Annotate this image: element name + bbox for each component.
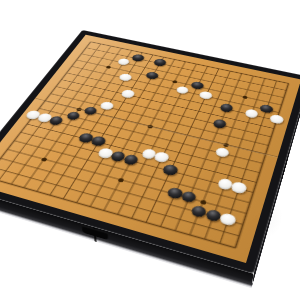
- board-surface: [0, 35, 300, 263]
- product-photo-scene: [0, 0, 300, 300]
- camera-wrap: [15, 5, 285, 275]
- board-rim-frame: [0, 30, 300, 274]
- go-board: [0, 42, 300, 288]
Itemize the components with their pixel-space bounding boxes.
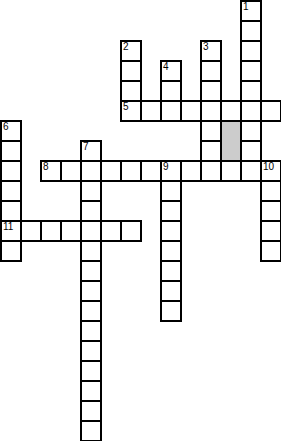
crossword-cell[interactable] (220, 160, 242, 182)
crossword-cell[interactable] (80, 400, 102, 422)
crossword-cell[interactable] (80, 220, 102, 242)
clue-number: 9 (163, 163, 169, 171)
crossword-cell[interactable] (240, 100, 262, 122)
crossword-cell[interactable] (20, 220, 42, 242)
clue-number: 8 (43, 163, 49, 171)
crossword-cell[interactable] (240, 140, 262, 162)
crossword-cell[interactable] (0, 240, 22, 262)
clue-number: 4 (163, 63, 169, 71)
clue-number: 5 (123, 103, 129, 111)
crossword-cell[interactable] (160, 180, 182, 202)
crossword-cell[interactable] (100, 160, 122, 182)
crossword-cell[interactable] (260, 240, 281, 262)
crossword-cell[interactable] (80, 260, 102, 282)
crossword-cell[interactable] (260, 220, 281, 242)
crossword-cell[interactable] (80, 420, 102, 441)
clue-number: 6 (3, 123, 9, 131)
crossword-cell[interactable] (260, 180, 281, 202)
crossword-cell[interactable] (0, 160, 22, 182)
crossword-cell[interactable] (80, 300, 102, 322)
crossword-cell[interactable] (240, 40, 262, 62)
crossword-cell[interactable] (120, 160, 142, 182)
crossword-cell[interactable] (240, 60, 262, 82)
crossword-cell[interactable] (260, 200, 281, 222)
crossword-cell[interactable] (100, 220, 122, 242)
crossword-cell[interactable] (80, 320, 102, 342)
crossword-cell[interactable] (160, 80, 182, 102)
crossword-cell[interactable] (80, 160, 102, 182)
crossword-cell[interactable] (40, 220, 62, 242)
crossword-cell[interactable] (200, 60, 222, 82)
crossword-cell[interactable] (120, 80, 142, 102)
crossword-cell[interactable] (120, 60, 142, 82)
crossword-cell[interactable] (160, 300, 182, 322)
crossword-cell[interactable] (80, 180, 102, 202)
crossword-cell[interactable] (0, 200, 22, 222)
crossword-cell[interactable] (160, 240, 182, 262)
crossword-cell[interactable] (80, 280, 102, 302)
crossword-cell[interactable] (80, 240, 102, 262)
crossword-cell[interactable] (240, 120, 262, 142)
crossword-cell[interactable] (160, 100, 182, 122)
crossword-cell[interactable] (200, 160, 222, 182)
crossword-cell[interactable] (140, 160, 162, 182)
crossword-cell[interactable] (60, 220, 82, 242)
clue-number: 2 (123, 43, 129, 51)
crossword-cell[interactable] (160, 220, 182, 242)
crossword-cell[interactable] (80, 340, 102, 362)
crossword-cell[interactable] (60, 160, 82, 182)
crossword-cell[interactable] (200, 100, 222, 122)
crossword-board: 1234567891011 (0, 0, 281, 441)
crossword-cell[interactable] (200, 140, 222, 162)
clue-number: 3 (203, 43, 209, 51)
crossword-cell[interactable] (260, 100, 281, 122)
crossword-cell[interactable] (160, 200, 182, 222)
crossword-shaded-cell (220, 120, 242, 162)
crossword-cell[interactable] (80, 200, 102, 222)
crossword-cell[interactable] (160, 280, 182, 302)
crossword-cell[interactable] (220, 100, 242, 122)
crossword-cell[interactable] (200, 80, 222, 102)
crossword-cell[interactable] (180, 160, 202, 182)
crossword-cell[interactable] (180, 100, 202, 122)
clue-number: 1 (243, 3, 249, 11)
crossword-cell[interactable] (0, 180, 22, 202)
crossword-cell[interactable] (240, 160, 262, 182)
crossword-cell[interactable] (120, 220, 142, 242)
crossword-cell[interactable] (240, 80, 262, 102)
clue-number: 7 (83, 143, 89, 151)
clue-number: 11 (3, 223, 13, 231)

:: DESCRIPTION OF THE TASK ::
Write out all the records again, leaving out the pictures, with "interactable" replaced by "clickable" everywhere it occurs and nothing else changed.

:: SOLUTION ::
Annotate this image: element name + bbox for each component.
- board-surface: [0, 35, 300, 263]
- product-photo-scene: [0, 0, 300, 300]
- camera-wrap: [15, 5, 285, 275]
- board-rim-frame: [0, 30, 300, 274]
- go-board: [0, 42, 300, 288]
Itemize the components with their pixel-space bounding boxes.
crossword-cell[clickable] (220, 160, 242, 182)
crossword-cell[clickable] (80, 400, 102, 422)
crossword-cell[clickable] (80, 220, 102, 242)
clue-number: 9 (163, 163, 169, 171)
crossword-cell[clickable] (240, 100, 262, 122)
crossword-cell[clickable] (20, 220, 42, 242)
clue-number: 8 (43, 163, 49, 171)
crossword-cell[clickable] (240, 140, 262, 162)
crossword-cell[clickable] (0, 240, 22, 262)
clue-number: 4 (163, 63, 169, 71)
clue-number: 5 (123, 103, 129, 111)
crossword-cell[clickable] (160, 180, 182, 202)
crossword-cell[clickable] (100, 160, 122, 182)
crossword-cell[clickable] (260, 240, 281, 262)
crossword-cell[clickable] (80, 260, 102, 282)
crossword-cell[clickable] (260, 220, 281, 242)
crossword-cell[clickable] (80, 420, 102, 441)
clue-number: 6 (3, 123, 9, 131)
crossword-cell[clickable] (260, 180, 281, 202)
crossword-cell[clickable] (0, 160, 22, 182)
crossword-cell[clickable] (80, 300, 102, 322)
crossword-cell[clickable] (240, 40, 262, 62)
crossword-cell[clickable] (120, 160, 142, 182)
crossword-cell[clickable] (240, 60, 262, 82)
crossword-cell[clickable] (260, 200, 281, 222)
crossword-cell[clickable] (100, 220, 122, 242)
crossword-cell[clickable] (80, 320, 102, 342)
crossword-cell[clickable] (160, 80, 182, 102)
crossword-cell[clickable] (80, 160, 102, 182)
crossword-cell[clickable] (40, 220, 62, 242)
crossword-cell[clickable] (200, 60, 222, 82)
crossword-cell[clickable] (120, 80, 142, 102)
crossword-cell[clickable] (120, 60, 142, 82)
crossword-cell[clickable] (160, 300, 182, 322)
crossword-cell[clickable] (80, 180, 102, 202)
crossword-cell[clickable] (0, 200, 22, 222)
crossword-cell[clickable] (160, 240, 182, 262)
crossword-cell[clickable] (80, 280, 102, 302)
crossword-cell[clickable] (80, 240, 102, 262)
crossword-cell[clickable] (240, 120, 262, 142)
crossword-cell[clickable] (160, 100, 182, 122)
crossword-cell[clickable] (200, 160, 222, 182)
crossword-cell[clickable] (140, 160, 162, 182)
crossword-cell[clickable] (60, 220, 82, 242)
clue-number: 2 (123, 43, 129, 51)
crossword-cell[clickable] (160, 220, 182, 242)
crossword-cell[clickable] (80, 340, 102, 362)
crossword-cell[clickable] (60, 160, 82, 182)
crossword-cell[clickable] (200, 100, 222, 122)
crossword-board: 1234567891011 (0, 0, 281, 441)
crossword-cell[clickable] (200, 140, 222, 162)
clue-number: 3 (203, 43, 209, 51)
crossword-cell[clickable] (260, 100, 281, 122)
crossword-cell[clickable] (160, 200, 182, 222)
crossword-shaded-cell (220, 120, 242, 162)
crossword-cell[clickable] (80, 200, 102, 222)
crossword-cell[clickable] (160, 280, 182, 302)
crossword-cell[clickable] (220, 100, 242, 122)
crossword-cell[clickable] (200, 80, 222, 102)
crossword-cell[clickable] (180, 160, 202, 182)
crossword-cell[clickable] (180, 100, 202, 122)
clue-number: 1 (243, 3, 249, 11)
crossword-cell[clickable] (0, 180, 22, 202)
crossword-cell[clickable] (240, 160, 262, 182)
crossword-cell[clickable] (120, 220, 142, 242)
crossword-cell[clickable] (240, 80, 262, 102)
clue-number: 7 (83, 143, 89, 151)
clue-number: 11 (3, 223, 13, 231)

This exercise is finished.